Please repeat all of the listing exactly.

_____

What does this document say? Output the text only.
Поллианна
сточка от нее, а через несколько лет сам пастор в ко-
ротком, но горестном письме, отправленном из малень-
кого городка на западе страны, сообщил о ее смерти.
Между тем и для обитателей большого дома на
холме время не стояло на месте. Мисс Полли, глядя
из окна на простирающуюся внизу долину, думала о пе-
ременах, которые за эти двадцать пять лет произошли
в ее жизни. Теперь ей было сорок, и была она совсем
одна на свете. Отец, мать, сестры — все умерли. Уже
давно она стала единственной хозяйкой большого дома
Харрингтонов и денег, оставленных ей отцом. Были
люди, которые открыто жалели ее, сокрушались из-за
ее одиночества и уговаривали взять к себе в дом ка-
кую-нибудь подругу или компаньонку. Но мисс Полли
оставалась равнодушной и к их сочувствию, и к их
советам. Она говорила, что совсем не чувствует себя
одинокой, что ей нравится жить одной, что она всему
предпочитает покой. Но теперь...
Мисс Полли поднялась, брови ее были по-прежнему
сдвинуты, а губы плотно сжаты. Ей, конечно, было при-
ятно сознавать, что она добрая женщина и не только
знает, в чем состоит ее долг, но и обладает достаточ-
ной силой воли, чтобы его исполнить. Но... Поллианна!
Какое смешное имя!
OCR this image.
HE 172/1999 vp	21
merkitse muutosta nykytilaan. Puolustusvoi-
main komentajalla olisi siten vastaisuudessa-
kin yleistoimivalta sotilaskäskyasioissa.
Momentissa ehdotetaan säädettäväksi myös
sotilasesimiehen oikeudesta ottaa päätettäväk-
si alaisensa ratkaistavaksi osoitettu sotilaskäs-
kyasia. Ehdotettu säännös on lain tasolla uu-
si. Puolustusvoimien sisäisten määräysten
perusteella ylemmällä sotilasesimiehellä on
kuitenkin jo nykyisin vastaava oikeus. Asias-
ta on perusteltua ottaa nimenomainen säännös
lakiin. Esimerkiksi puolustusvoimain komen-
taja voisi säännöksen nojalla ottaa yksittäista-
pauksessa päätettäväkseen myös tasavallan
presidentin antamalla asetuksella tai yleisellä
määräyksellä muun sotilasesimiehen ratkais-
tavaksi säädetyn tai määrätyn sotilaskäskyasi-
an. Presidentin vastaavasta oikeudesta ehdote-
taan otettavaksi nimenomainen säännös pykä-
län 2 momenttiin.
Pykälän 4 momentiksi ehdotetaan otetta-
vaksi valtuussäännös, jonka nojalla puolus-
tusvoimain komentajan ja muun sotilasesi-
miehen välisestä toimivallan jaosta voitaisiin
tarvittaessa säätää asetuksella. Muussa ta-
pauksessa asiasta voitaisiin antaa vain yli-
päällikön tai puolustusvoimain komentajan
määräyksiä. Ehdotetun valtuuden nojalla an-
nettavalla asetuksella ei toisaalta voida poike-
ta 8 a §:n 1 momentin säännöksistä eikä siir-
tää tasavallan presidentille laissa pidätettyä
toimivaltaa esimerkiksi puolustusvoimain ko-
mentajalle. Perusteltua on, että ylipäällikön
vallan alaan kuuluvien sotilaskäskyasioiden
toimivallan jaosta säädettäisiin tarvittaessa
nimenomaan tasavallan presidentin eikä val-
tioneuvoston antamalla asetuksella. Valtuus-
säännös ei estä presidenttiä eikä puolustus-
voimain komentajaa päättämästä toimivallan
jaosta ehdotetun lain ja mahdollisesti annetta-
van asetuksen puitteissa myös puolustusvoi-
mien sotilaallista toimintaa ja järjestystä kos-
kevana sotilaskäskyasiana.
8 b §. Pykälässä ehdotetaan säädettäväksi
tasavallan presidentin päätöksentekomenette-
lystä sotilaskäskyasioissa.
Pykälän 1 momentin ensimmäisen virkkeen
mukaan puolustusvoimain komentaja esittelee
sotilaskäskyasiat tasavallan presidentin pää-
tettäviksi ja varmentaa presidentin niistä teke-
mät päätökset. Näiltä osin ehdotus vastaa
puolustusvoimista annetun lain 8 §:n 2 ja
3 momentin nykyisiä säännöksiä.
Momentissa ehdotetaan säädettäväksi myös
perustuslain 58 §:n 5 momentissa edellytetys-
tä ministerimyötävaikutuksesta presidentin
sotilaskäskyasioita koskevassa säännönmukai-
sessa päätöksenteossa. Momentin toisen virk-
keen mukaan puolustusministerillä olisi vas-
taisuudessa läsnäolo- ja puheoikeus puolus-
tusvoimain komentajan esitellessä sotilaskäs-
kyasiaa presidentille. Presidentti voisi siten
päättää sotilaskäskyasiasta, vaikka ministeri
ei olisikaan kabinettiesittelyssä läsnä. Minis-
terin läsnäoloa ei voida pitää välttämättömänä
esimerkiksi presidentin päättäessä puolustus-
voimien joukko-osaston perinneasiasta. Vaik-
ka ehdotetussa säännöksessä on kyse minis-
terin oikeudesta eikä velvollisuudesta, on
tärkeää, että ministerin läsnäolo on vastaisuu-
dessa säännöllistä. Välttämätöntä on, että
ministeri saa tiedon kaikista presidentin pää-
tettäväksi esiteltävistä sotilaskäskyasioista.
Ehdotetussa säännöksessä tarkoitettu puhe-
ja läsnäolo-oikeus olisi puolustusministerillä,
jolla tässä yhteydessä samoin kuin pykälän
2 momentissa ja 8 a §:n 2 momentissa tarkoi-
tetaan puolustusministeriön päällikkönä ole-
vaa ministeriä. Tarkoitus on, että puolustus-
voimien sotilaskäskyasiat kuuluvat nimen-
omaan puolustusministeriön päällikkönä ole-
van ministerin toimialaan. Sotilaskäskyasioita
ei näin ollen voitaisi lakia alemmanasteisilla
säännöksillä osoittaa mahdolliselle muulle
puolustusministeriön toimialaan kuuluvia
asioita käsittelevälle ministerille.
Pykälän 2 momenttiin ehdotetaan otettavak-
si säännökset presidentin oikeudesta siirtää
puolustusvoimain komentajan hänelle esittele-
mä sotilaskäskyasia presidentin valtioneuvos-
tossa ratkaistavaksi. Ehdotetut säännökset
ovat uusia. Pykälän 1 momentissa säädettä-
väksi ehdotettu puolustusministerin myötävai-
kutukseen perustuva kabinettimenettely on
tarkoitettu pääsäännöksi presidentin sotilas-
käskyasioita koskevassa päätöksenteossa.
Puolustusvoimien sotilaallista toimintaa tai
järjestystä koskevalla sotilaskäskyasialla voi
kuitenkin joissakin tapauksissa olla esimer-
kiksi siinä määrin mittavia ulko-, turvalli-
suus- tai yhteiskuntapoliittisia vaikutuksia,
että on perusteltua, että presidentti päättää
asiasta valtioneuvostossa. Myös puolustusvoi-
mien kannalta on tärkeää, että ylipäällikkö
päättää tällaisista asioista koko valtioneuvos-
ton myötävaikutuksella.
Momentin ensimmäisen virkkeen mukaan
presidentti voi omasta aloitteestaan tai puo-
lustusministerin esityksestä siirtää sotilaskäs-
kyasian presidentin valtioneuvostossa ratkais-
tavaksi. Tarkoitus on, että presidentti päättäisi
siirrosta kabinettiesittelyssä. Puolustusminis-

_____

— Solution —
What does this document say? Output the text only.
Поллианна
сточка от нее, а через несколько лет сам пастор в ко-
ротком, но горестном письме, отправленном из малень-
кого городка на западе страны, сообщил о ее смерти.
Между тем и для обитателей большого дома на
холме время не стояло на месте. Мисс Полли, глядя
из окна на простирающуюся внизу долину, думала о пе-
ременах, которые за эти двадцать пять лет произошли
в ее жизни. Теперь ей было сорок, и была она совсем
одна на свете. Отец, мать, сестры — все умерли. Уже
давно она стала единственной хозяйкой большого дома
Харрингтонов и денег, оставленных ей отцом. Были
люди, которые открыто жалели ее, сокрушались из-за
ее одиночества и уговаривали взять к себе в дом ка-
кую-нибудь подругу или компаньонку. Но мисс Полли
оставалась равнодушной и к их сочувствию, и к их
советам. Она говорила, что совсем не чувствует себя
одинокой, что ей нравится жить одной, что она всему
предпочитает покой. Но теперь...
Мисс Полли поднялась, брови ее были по-прежнему
сдвинуты, а губы плотно сжаты. Ей, конечно, было при-
ятно сознавать, что она добрая женщина и не только
знает, в чем состоит ее долг, но и обладает достаточ-
ной силой воли, чтобы его исполнить. Но... Поллианна!
Какое смешное имя!
OCR this image.
HE 172/1999 vp	21
merkitse muutosta nykytilaan. Puolustusvoi-
main komentajalla olisi siten vastaisuudessa-
kin yleistoimivalta sotilaskäskyasioissa.
Momentissa ehdotetaan säädettäväksi myös
sotilasesimiehen oikeudesta ottaa päätettäväk-
si alaisensa ratkaistavaksi osoitettu sotilaskäs-
kyasia. Ehdotettu säännös on lain tasolla uu-
si. Puolustusvoimien sisäisten määräysten
perusteella ylemmällä sotilasesimiehellä on
kuitenkin jo nykyisin vastaava oikeus. Asias-
ta on perusteltua ottaa nimenomainen säännös
lakiin. Esimerkiksi puolustusvoimain komen-
taja voisi säännöksen nojalla ottaa yksittäista-
pauksessa päätettäväkseen myös tasavallan
presidentin antamalla asetuksella tai yleisellä
määräyksellä muun sotilasesimiehen ratkais-
tavaksi säädetyn tai määrätyn sotilaskäskyasi-
an. Presidentin vastaavasta oikeudesta ehdote-
taan otettavaksi nimenomainen säännös pykä-
län 2 momenttiin.
Pykälän 4 momentiksi ehdotetaan otetta-
vaksi valtuussäännös, jonka nojalla puolus-
tusvoimain komentajan ja muun sotilasesi-
miehen välisestä toimivallan jaosta voitaisiin
tarvittaessa säätää asetuksella. Muussa ta-
pauksessa asiasta voitaisiin antaa vain yli-
päällikön tai puolustusvoimain komentajan
määräyksiä. Ehdotetun valtuuden nojalla an-
nettavalla asetuksella ei toisaalta voida poike-
ta 8 a §:n 1 momentin säännöksistä eikä siir-
tää tasavallan presidentille laissa pidätettyä
toimivaltaa esimerkiksi puolustusvoimain ko-
mentajalle. Perusteltua on, että ylipäällikön
vallan alaan kuuluvien sotilaskäskyasioiden
toimivallan jaosta säädettäisiin tarvittaessa
nimenomaan tasavallan presidentin eikä val-
tioneuvoston antamalla asetuksella. Valtuus-
säännös ei estä presidenttiä eikä puolustus-
voimain komentajaa päättämästä toimivallan
jaosta ehdotetun lain ja mahdollisesti annetta-
van asetuksen puitteissa myös puolustusvoi-
mien sotilaallista toimintaa ja järjestystä kos-
kevana sotilaskäskyasiana.
8 b §. Pykälässä ehdotetaan säädettäväksi
tasavallan presidentin päätöksentekomenette-
lystä sotilaskäskyasioissa.
Pykälän 1 momentin ensimmäisen virkkeen
mukaan puolustusvoimain komentaja esittelee
sotilaskäskyasiat tasavallan presidentin pää-
tettäviksi ja varmentaa presidentin niistä teke-
mät päätökset. Näiltä osin ehdotus vastaa
puolustusvoimista annetun lain 8 §:n 2 ja
3 momentin nykyisiä säännöksiä.
Momentissa ehdotetaan säädettäväksi myös
perustuslain 58 §:n 5 momentissa edellytetys-
tä ministerimyötävaikutuksesta presidentin
sotilaskäskyasioita koskevassa säännönmukai-
sessa päätöksenteossa. Momentin toisen virk-
keen mukaan puolustusministerillä olisi vas-
taisuudessa läsnäolo- ja puheoikeus puolus-
tusvoimain komentajan esitellessä sotilaskäs-
kyasiaa presidentille. Presidentti voisi siten
päättää sotilaskäskyasiasta, vaikka ministeri
ei olisikaan kabinettiesittelyssä läsnä. Minis-
terin läsnäoloa ei voida pitää välttämättömänä
esimerkiksi presidentin päättäessä puolustus-
voimien joukko-osaston perinneasiasta. Vaik-
ka ehdotetussa säännöksessä on kyse minis-
terin oikeudesta eikä velvollisuudesta, on
tärkeää, että ministerin läsnäolo on vastaisuu-
dessa säännöllistä. Välttämätöntä on, että
ministeri saa tiedon kaikista presidentin pää-
tettäväksi esiteltävistä sotilaskäskyasioista.
Ehdotetussa säännöksessä tarkoitettu puhe-
ja läsnäolo-oikeus olisi puolustusministerillä,
jolla tässä yhteydessä samoin kuin pykälän
2 momentissa ja 8 a §:n 2 momentissa tarkoi-
tetaan puolustusministeriön päällikkönä ole-
vaa ministeriä. Tarkoitus on, että puolustus-
voimien sotilaskäskyasiat kuuluvat nimen-
omaan puolustusministeriön päällikkönä ole-
van ministerin toimialaan. Sotilaskäskyasioita
ei näin ollen voitaisi lakia alemmanasteisilla
säännöksillä osoittaa mahdolliselle muulle
puolustusministeriön toimialaan kuuluvia
asioita käsittelevälle ministerille.
Pykälän 2 momenttiin ehdotetaan otettavak-
si säännökset presidentin oikeudesta siirtää
puolustusvoimain komentajan hänelle esittele-
mä sotilaskäskyasia presidentin valtioneuvos-
tossa ratkaistavaksi. Ehdotetut säännökset
ovat uusia. Pykälän 1 momentissa säädettä-
väksi ehdotettu puolustusministerin myötävai-
kutukseen perustuva kabinettimenettely on
tarkoitettu pääsäännöksi presidentin sotilas-
käskyasioita koskevassa päätöksenteossa.
Puolustusvoimien sotilaallista toimintaa tai
järjestystä koskevalla sotilaskäskyasialla voi
kuitenkin joissakin tapauksissa olla esimer-
kiksi siinä määrin mittavia ulko-, turvalli-
suus- tai yhteiskuntapoliittisia vaikutuksia,
että on perusteltua, että presidentti päättää
asiasta valtioneuvostossa. Myös puolustusvoi-
mien kannalta on tärkeää, että ylipäällikkö
päättää tällaisista asioista koko valtioneuvos-
ton myötävaikutuksella.
Momentin ensimmäisen virkkeen mukaan
presidentti voi omasta aloitteestaan tai puo-
lustusministerin esityksestä siirtää sotilaskäs-
kyasian presidentin valtioneuvostossa ratkais-
tavaksi. Tarkoitus on, että presidentti päättäisi
siirrosta kabinettiesittelyssä. Puolustusminis-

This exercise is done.